━━ LISTING ━━

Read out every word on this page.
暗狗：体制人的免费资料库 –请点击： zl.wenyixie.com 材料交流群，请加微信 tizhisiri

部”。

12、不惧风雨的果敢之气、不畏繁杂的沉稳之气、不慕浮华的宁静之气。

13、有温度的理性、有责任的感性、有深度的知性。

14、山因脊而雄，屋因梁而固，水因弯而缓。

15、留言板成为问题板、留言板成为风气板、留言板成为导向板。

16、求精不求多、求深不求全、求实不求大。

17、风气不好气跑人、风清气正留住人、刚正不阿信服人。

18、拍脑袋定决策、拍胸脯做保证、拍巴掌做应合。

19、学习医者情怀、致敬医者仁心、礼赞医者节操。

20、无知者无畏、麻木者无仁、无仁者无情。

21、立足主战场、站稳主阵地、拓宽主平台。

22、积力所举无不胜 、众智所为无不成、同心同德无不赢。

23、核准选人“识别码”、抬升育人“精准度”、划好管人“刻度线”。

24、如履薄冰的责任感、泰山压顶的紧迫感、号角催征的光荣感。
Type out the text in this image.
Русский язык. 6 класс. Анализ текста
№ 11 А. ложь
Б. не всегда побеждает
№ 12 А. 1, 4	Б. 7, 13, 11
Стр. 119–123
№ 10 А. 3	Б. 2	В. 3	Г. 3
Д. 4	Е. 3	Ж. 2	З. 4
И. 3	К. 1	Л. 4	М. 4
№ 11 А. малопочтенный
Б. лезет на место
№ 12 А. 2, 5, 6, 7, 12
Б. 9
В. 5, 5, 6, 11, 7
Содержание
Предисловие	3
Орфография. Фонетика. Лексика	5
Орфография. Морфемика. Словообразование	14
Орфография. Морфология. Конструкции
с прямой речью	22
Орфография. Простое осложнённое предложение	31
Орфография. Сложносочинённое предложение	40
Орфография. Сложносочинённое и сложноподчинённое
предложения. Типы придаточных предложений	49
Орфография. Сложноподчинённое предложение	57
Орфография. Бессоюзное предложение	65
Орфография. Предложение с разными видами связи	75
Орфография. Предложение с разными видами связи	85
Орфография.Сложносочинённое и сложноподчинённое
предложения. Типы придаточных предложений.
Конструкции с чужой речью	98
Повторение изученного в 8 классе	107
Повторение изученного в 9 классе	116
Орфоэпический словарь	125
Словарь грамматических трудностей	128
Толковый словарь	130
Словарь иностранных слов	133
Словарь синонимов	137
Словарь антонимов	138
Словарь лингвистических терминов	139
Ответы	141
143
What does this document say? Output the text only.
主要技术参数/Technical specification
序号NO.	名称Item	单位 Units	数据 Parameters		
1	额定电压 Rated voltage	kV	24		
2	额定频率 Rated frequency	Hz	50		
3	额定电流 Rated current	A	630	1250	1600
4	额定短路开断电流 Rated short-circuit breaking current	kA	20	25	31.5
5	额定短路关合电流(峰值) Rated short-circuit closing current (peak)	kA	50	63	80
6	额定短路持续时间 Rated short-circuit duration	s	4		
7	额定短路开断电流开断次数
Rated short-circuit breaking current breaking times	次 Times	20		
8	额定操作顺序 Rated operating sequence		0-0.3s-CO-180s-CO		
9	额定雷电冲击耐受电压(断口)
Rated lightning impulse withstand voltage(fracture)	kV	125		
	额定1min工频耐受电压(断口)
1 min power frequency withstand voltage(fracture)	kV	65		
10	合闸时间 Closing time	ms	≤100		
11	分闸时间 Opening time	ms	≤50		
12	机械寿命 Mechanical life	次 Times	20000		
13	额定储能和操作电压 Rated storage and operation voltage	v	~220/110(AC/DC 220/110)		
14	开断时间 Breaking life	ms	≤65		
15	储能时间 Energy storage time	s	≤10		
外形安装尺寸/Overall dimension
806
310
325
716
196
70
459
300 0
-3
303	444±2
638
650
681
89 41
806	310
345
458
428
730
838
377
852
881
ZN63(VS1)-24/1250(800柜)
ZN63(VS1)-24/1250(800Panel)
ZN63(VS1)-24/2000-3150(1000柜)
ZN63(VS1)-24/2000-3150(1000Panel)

━━━

TASK DESCRIPTION >> Identify and copy the lines holding the word "circuit".

TASK OUTPUT >>
4	额定短路开断电流 Rated short-circuit breaking current	kA	20	25	31.5
5	额定短路关合电流(峰值) Rated short-circuit closing current (peak)	kA	50	63	80
6	额定短路持续时间 Rated short-circuit duration	s	4		
Rated short-circuit breaking current breaking times	次 Times	20		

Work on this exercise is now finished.